**WHAT THE TASK ASKS:** Take each line that has the word "position" and return it.

** Start of EXTRACTED ENTRIES **

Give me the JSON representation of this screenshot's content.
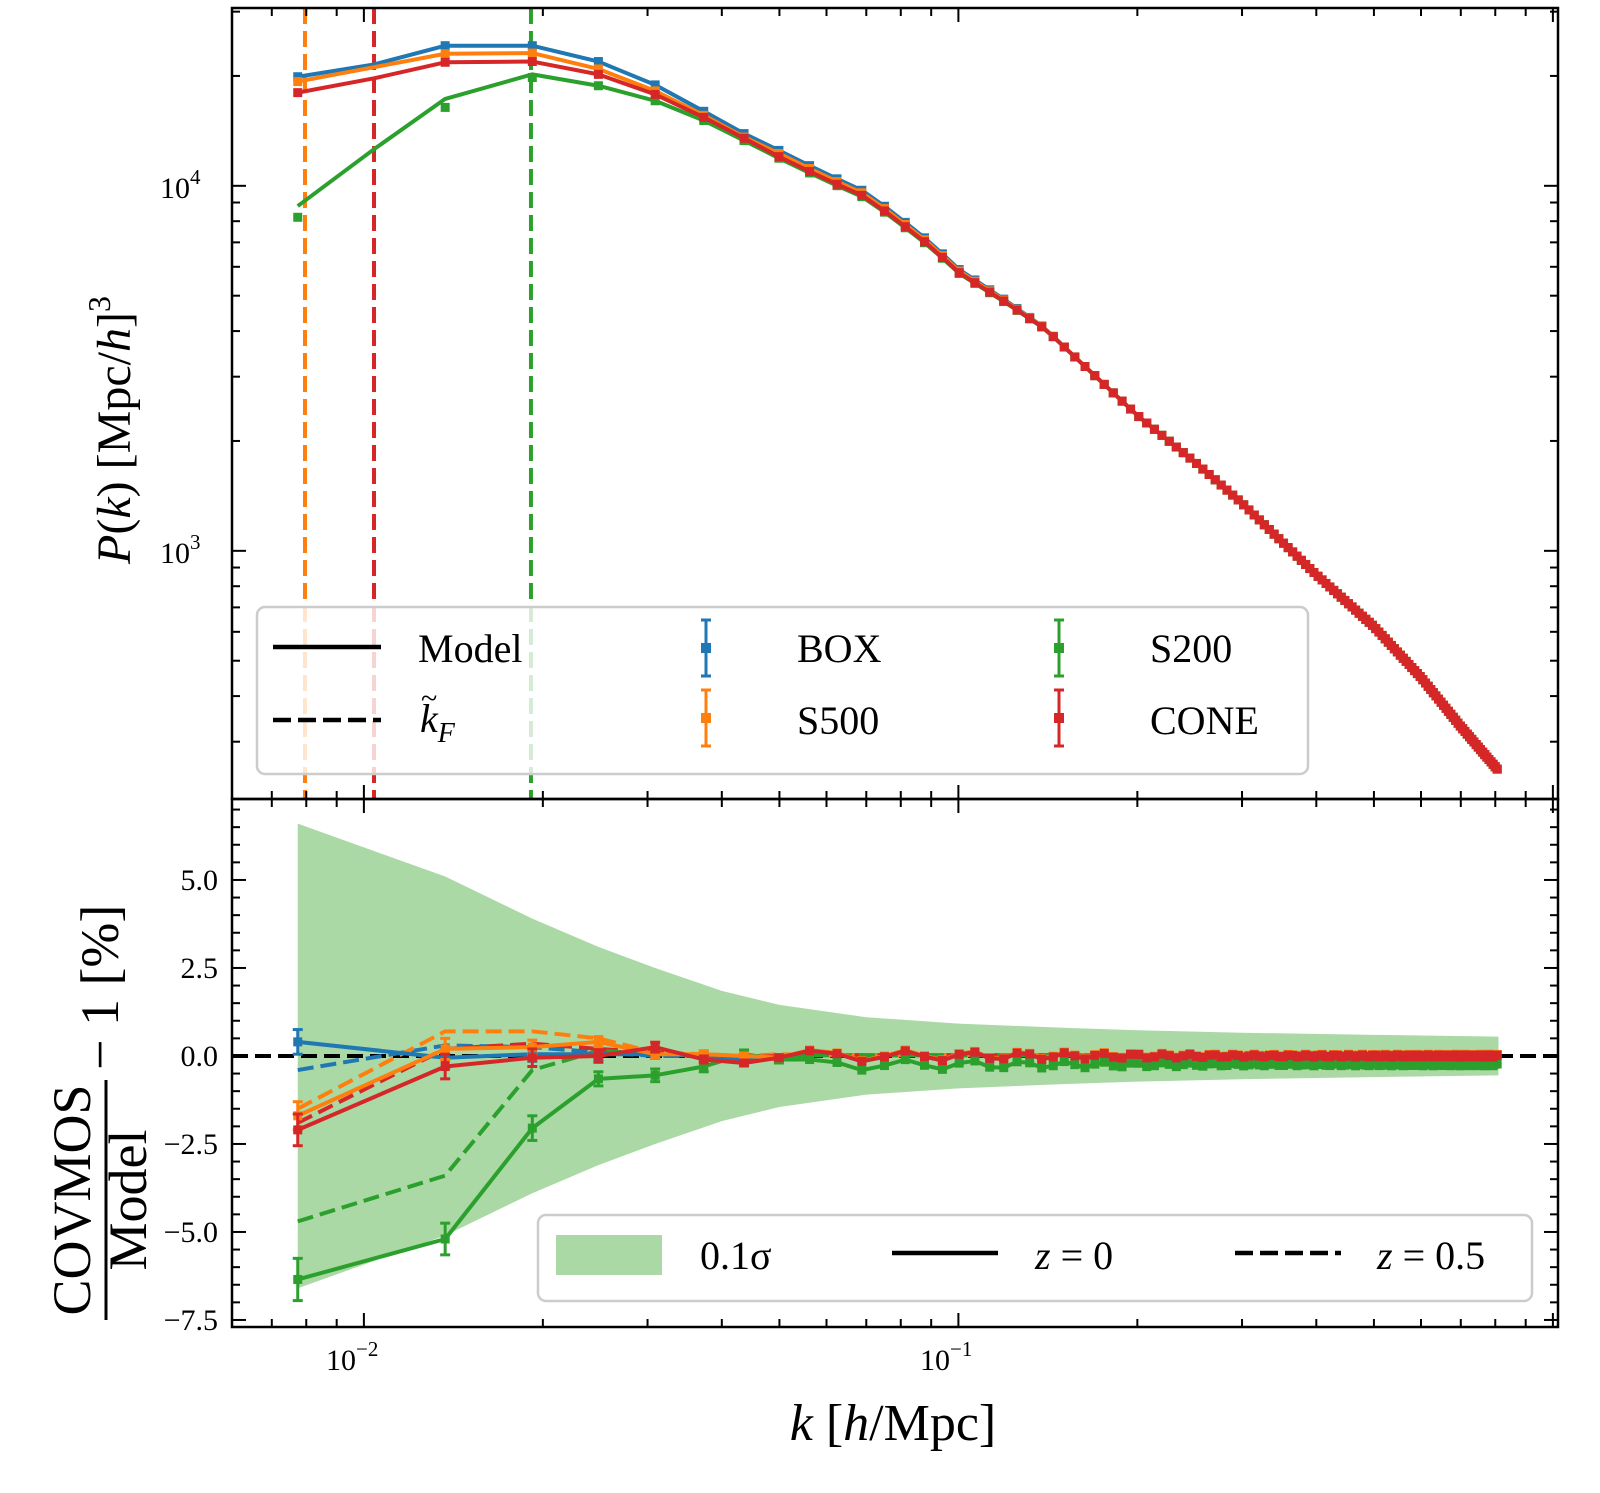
{
  "chart_data": [
    {
      "panel": "top",
      "type": "line",
      "xscale": "log",
      "yscale": "log",
      "xlim": [
        0.006,
        1.02
      ],
      "ylim": [
        209,
        30700
      ],
      "xlabel": "",
      "ylabel": "P(k) [Mpc/h]^3",
      "ylabel_parts": {
        "P": "P",
        "open": "(",
        "k": "k",
        "close": ")",
        "unit_open": " [Mpc/",
        "h": "h",
        "unit_close": "]",
        "exp": "3"
      },
      "yticks": [
        {
          "value": 1000,
          "mantissa": "10",
          "exp": "3"
        },
        {
          "value": 10000,
          "mantissa": "10",
          "exp": "4"
        }
      ],
      "vlines_kF": [
        {
          "name": "S500",
          "k": 0.00796,
          "color": "#ff7f0e"
        },
        {
          "name": "CONE",
          "k": 0.0104,
          "color": "#d62728"
        },
        {
          "name": "S200",
          "k": 0.0191,
          "color": "#2ca02c"
        }
      ],
      "k_low": [
        0.00774,
        0.0137,
        0.0192,
        0.0248,
        0.0309,
        0.0373,
        0.0436
      ],
      "series": [
        {
          "name": "BOX",
          "color": "#1f77b4",
          "low_values": [
            19900,
            24200,
            24200,
            21900,
            18900,
            16000,
            13900
          ],
          "offset": 1.04
        },
        {
          "name": "S500",
          "color": "#ff7f0e",
          "low_values": [
            19300,
            23000,
            23100,
            20900,
            18200,
            15600,
            13600
          ],
          "offset": 1.02
        },
        {
          "name": "CONE",
          "color": "#d62728",
          "low_values": [
            18000,
            21800,
            21900,
            20200,
            17800,
            15400,
            13500
          ],
          "offset": 1.0
        },
        {
          "name": "S200",
          "color": "#2ca02c",
          "low_values": [
            8200,
            16400,
            19800,
            18800,
            17100,
            15100,
            13300
          ],
          "offset": 0.99
        },
        {
          "name": "Model_S200",
          "color": "#2ca02c",
          "model_low": [
            8800,
            17300,
            20200
          ]
        }
      ],
      "model_high_k": {
        "k": [
          0.05,
          0.06,
          0.07,
          0.08,
          0.09,
          0.1,
          0.12,
          0.14,
          0.16,
          0.2,
          0.25,
          0.3,
          0.4,
          0.5,
          0.6,
          0.7,
          0.81
        ],
        "P": [
          12000,
          10400,
          9300,
          7900,
          6800,
          5800,
          4800,
          4050,
          3300,
          2350,
          1750,
          1350,
          860,
          620,
          450,
          330,
          250
        ]
      },
      "legend": {
        "position": "lower-left",
        "entries": [
          {
            "label": "Model",
            "style": "solid",
            "color": "#000000"
          },
          {
            "label": "k̃_F",
            "style": "dashed",
            "color": "#000000"
          },
          {
            "label": "BOX",
            "style": "errorbar",
            "color": "#1f77b4"
          },
          {
            "label": "S500",
            "style": "errorbar",
            "color": "#ff7f0e"
          },
          {
            "label": "S200",
            "style": "errorbar",
            "color": "#2ca02c"
          },
          {
            "label": "CONE",
            "style": "errorbar",
            "color": "#d62728"
          }
        ]
      }
    },
    {
      "panel": "bottom",
      "type": "line",
      "xscale": "log",
      "yscale": "linear",
      "xlim": [
        0.006,
        1.02
      ],
      "ylim": [
        -7.7,
        7.3
      ],
      "xlabel": "k [h/Mpc]",
      "ylabel": "COVMOS/Model − 1 [%]",
      "ylabel_parts": {
        "num": "COVMOS",
        "den": "Model",
        "rest": " − 1 [%]"
      },
      "yticks": [
        {
          "value": 5.0,
          "label": "5.0"
        },
        {
          "value": 2.5,
          "label": "2.5"
        },
        {
          "value": 0.0,
          "label": "0.0"
        },
        {
          "value": -2.5,
          "label": "−2.5"
        },
        {
          "value": -5.0,
          "label": "−5.0"
        },
        {
          "value": -7.5,
          "label": "−7.5"
        }
      ],
      "xticks": [
        {
          "value": 0.01,
          "mantissa": "10",
          "exp": "−2"
        },
        {
          "value": 0.1,
          "mantissa": "10",
          "exp": "−1"
        }
      ],
      "band_0p1sigma": {
        "color": "#aad9a6",
        "k": [
          0.00774,
          0.0137,
          0.0192,
          0.0248,
          0.0309,
          0.04,
          0.05,
          0.07,
          0.1,
          0.15,
          0.2,
          0.3,
          0.5,
          0.81
        ],
        "upper": [
          6.6,
          5.1,
          3.9,
          3.1,
          2.5,
          1.85,
          1.45,
          1.1,
          0.92,
          0.8,
          0.73,
          0.66,
          0.6,
          0.55
        ],
        "lower": [
          -6.6,
          -5.1,
          -3.9,
          -3.1,
          -2.5,
          -1.85,
          -1.45,
          -1.1,
          -0.92,
          -0.8,
          -0.73,
          -0.66,
          -0.6,
          -0.55
        ]
      },
      "k_low": [
        0.00774,
        0.0137,
        0.0192,
        0.0248,
        0.0309,
        0.0373,
        0.0436,
        0.05
      ],
      "residuals_z0": [
        {
          "name": "BOX",
          "color": "#1f77b4",
          "values": [
            0.4,
            -0.05,
            0.05,
            0.05,
            0.05,
            0.0,
            -0.1,
            -0.05
          ],
          "err": [
            0.35,
            0.3,
            0.2,
            0.15,
            0.12,
            0.1,
            0.08,
            0.07
          ],
          "tail": 0.0
        },
        {
          "name": "S500",
          "color": "#ff7f0e",
          "values": [
            -1.7,
            0.2,
            0.25,
            0.4,
            0.05,
            0.05,
            0.0,
            -0.05
          ],
          "err": [
            0.4,
            0.3,
            0.2,
            0.15,
            0.12,
            0.1,
            0.08,
            0.07
          ],
          "tail": 0.02
        },
        {
          "name": "CONE",
          "color": "#d62728",
          "values": [
            -2.1,
            -0.3,
            -0.05,
            0.0,
            0.25,
            -0.1,
            -0.2,
            -0.05
          ],
          "err": [
            0.45,
            0.35,
            0.25,
            0.18,
            0.14,
            0.1,
            0.08,
            0.07
          ],
          "tail": 0.0
        },
        {
          "name": "S200",
          "color": "#2ca02c",
          "values": [
            -6.35,
            -5.2,
            -2.05,
            -0.65,
            -0.55,
            -0.3,
            0.05,
            -0.1
          ],
          "err": [
            0.6,
            0.45,
            0.35,
            0.2,
            0.18,
            0.15,
            0.12,
            0.1
          ],
          "tail": -0.25
        }
      ],
      "residuals_z0p5": [
        {
          "name": "BOX",
          "color": "#1f77b4",
          "values": [
            -0.4,
            0.3,
            0.25,
            0.1,
            0.0,
            0.0,
            0.0,
            0.0
          ]
        },
        {
          "name": "S500",
          "color": "#ff7f0e",
          "values": [
            -1.5,
            0.7,
            0.7,
            0.5,
            0.1,
            0.05,
            0.0,
            0.05
          ]
        },
        {
          "name": "CONE",
          "color": "#d62728",
          "values": [
            -1.9,
            0.2,
            0.35,
            0.2,
            0.1,
            0.0,
            -0.05,
            0.0
          ]
        },
        {
          "name": "S200",
          "color": "#2ca02c",
          "values": [
            -4.7,
            -3.4,
            -0.4,
            0.15,
            0.05,
            0.0,
            0.0,
            -0.05
          ]
        }
      ],
      "legend": {
        "position": "lower-right",
        "entries": [
          {
            "label": "0.1σ",
            "style": "patch",
            "color": "#aad9a6"
          },
          {
            "label": "z = 0",
            "style": "solid",
            "color": "#000000"
          },
          {
            "label": "z = 0.5",
            "style": "dashed",
            "color": "#000000"
          }
        ]
      }
    }
  ],
  "labels": {
    "top_ytick_1e3": "10",
    "top_ytick_1e3_exp": "3",
    "top_ytick_1e4": "10",
    "top_ytick_1e4_exp": "4",
    "xtick_1e-2": "10",
    "xtick_1e-2_exp": "−2",
    "xtick_1e-1": "10",
    "xtick_1e-1_exp": "−1",
    "xlabel_k": "k",
    "xlabel_rest1": " [",
    "xlabel_h": "h",
    "xlabel_rest2": "/Mpc]",
    "top_ylabel_P": "P",
    "top_ylabel_paren_open": "(",
    "top_ylabel_k": "k",
    "top_ylabel_paren_close": ")",
    "top_ylabel_unit1": " [Mpc/",
    "top_ylabel_h": "h",
    "top_ylabel_unit2": "]",
    "top_ylabel_exp": "3",
    "bot_ylabel_num": "COVMOS",
    "bot_ylabel_den": "Model",
    "bot_ylabel_rest": "− 1 [%]",
    "legend_model": "Model",
    "legend_kf_k": "k",
    "legend_kf_sub": "F",
    "legend_box": "BOX",
    "legend_s500": "S500",
    "legend_s200": "S200",
    "legend_cone": "CONE",
    "legend_band": "0.1σ",
    "legend_z0_z": "z",
    "legend_z0_val": " = 0",
    "legend_z05_z": "z",
    "legend_z05_val": " = 0.5"
  }
}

** End of EXTRACTED ENTRIES **

**ANSWER TO THIS TASK:**
        "position": "lower-left",
        "position": "lower-right",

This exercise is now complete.